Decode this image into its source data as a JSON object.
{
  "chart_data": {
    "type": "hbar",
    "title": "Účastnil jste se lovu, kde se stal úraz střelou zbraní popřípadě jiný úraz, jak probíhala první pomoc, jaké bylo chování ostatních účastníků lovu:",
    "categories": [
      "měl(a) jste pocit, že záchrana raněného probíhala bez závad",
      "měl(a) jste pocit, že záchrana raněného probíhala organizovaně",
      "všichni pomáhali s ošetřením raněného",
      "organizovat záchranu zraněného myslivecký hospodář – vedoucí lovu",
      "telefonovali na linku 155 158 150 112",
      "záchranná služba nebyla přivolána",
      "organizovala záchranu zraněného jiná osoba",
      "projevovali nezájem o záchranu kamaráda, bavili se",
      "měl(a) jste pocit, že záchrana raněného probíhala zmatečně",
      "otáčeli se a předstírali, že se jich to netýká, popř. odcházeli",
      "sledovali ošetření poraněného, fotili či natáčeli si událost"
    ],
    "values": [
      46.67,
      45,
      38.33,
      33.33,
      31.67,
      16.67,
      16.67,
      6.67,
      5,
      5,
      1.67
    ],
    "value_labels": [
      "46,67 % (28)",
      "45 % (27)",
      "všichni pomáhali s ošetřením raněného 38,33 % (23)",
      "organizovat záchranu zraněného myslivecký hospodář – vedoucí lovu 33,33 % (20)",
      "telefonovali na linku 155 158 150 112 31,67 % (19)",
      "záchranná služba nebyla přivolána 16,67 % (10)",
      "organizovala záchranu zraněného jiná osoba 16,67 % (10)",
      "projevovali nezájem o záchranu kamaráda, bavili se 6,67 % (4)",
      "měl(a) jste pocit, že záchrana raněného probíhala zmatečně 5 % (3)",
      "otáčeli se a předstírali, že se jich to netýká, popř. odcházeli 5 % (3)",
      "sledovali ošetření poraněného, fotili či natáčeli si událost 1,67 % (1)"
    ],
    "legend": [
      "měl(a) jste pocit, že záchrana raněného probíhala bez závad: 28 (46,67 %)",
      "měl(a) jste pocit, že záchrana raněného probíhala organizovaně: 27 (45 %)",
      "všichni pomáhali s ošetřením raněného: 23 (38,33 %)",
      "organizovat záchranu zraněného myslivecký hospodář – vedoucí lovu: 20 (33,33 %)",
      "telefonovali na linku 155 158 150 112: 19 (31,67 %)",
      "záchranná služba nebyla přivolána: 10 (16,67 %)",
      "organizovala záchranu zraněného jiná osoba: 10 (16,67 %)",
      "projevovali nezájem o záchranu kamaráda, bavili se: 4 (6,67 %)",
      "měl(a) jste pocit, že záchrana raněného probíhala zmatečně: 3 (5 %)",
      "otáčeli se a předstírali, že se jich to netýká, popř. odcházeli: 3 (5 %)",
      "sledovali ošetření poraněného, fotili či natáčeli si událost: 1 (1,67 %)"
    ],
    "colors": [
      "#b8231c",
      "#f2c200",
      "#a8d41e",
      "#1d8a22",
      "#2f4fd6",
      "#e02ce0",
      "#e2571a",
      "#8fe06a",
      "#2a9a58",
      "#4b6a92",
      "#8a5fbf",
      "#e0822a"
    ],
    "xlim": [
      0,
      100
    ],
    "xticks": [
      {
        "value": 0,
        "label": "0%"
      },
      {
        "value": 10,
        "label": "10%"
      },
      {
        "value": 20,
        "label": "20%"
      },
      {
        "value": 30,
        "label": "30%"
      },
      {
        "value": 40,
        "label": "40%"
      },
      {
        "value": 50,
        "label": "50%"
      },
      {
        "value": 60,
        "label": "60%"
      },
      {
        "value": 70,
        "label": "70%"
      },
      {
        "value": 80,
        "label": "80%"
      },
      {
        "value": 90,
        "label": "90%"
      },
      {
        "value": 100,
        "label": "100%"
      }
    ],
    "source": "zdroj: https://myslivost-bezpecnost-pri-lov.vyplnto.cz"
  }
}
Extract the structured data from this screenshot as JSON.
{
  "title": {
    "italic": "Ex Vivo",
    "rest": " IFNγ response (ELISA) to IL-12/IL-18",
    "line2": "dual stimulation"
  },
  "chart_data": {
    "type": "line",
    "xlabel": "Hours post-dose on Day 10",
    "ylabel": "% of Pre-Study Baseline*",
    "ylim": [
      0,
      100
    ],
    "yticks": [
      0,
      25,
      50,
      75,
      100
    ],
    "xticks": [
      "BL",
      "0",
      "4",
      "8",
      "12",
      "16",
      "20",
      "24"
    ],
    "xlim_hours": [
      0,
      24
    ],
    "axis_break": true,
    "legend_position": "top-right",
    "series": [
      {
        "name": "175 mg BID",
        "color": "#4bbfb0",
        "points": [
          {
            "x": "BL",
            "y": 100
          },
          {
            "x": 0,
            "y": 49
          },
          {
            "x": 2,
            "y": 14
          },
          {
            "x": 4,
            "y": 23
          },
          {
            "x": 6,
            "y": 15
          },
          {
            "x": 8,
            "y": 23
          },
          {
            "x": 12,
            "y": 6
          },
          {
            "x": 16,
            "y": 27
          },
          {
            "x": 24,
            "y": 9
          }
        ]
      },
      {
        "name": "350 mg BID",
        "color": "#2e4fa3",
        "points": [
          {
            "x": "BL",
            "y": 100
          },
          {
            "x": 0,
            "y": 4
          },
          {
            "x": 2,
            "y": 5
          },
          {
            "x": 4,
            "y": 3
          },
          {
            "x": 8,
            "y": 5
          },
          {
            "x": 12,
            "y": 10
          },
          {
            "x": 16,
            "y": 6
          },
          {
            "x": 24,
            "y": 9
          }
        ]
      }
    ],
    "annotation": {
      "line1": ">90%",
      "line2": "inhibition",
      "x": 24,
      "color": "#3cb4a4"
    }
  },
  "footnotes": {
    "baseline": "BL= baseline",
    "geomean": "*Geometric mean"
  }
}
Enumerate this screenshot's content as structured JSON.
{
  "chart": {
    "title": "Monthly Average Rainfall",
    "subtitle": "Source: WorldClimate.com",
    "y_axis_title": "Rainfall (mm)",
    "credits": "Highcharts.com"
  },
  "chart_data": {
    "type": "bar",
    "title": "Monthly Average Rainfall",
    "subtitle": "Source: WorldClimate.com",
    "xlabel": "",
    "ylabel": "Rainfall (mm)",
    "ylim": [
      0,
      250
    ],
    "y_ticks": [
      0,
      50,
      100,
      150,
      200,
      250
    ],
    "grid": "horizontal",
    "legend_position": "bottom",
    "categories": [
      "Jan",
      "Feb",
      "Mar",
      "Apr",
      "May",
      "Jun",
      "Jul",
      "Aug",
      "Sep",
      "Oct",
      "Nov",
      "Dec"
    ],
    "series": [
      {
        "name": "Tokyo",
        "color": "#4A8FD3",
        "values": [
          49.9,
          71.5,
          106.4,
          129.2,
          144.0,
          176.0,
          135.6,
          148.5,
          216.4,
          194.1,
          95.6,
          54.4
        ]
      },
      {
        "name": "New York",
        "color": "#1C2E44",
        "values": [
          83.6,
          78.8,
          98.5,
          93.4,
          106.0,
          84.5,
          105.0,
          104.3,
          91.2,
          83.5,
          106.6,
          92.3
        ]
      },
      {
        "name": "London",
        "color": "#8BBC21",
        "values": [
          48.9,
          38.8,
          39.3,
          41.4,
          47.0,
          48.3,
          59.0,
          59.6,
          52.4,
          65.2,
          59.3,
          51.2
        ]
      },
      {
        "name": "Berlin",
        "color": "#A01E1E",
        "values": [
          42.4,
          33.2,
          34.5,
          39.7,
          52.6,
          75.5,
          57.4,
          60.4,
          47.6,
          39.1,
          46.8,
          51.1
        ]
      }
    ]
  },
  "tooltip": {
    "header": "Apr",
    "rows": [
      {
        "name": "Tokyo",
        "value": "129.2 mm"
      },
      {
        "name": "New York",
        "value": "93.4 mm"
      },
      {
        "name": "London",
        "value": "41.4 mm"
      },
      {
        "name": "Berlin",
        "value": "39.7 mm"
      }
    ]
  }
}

=== DESCRIPTION OF THE TASK ===
Give only the count of lines in this material that contain the string "předstírali".

=== SOLUTION FOR THIS PROBLEM ===
3